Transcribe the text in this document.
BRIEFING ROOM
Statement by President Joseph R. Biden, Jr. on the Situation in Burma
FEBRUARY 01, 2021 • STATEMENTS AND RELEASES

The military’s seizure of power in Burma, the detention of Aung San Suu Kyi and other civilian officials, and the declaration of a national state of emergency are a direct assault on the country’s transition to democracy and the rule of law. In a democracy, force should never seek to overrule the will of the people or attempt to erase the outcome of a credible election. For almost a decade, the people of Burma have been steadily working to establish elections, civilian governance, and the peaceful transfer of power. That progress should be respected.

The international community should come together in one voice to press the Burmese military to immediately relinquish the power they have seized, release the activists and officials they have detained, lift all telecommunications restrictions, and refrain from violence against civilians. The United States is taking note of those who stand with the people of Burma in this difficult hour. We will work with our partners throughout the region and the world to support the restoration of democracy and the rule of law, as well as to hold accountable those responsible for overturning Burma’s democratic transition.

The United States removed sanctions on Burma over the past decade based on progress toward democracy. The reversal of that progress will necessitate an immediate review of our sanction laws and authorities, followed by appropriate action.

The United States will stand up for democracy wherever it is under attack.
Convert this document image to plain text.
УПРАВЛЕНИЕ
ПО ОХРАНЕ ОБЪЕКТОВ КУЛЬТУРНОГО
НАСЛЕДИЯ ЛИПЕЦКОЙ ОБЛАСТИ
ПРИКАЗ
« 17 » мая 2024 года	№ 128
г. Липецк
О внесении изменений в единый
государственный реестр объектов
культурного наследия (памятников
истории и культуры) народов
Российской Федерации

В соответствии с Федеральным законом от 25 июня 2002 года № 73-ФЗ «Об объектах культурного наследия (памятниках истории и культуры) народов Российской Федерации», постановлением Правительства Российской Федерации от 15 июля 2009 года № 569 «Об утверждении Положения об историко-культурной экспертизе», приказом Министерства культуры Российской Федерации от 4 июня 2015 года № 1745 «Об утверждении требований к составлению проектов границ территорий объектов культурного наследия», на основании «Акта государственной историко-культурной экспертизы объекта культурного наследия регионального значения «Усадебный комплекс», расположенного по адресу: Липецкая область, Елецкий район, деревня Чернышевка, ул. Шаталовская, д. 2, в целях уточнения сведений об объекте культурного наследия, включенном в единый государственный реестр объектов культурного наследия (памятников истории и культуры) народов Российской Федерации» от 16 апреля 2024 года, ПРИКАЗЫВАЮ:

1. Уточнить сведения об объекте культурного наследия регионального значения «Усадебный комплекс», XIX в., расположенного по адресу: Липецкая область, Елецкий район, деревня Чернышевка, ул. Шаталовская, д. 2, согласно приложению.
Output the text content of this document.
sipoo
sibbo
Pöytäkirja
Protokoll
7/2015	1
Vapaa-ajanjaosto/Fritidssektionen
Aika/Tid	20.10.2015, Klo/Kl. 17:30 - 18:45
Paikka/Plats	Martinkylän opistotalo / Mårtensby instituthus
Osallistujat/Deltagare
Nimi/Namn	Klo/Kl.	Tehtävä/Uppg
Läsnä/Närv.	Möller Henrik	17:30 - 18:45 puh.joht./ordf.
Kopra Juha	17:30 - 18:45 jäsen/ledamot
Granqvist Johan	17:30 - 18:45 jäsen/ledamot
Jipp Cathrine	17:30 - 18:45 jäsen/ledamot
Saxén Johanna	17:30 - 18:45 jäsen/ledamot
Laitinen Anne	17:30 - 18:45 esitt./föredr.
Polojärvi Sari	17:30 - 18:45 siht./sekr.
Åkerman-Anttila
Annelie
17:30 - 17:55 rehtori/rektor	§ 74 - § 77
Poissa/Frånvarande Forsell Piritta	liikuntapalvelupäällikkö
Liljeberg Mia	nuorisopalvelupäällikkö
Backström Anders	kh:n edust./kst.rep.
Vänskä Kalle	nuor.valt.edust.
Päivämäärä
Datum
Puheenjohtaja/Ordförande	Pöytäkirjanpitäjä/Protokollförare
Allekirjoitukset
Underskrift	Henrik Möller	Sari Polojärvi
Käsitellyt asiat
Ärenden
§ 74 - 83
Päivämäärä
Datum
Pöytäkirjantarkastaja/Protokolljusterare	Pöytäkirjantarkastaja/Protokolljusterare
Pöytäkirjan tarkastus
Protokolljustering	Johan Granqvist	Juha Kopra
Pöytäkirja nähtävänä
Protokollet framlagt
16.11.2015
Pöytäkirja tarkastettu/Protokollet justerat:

□ □ □

**Written request:** Locate the word "document" in the data above. Copy every line carrying it.

**Worked solution:**
Transcribe the text in this document.
Convert this document image to plain text.
Output the text content of this document.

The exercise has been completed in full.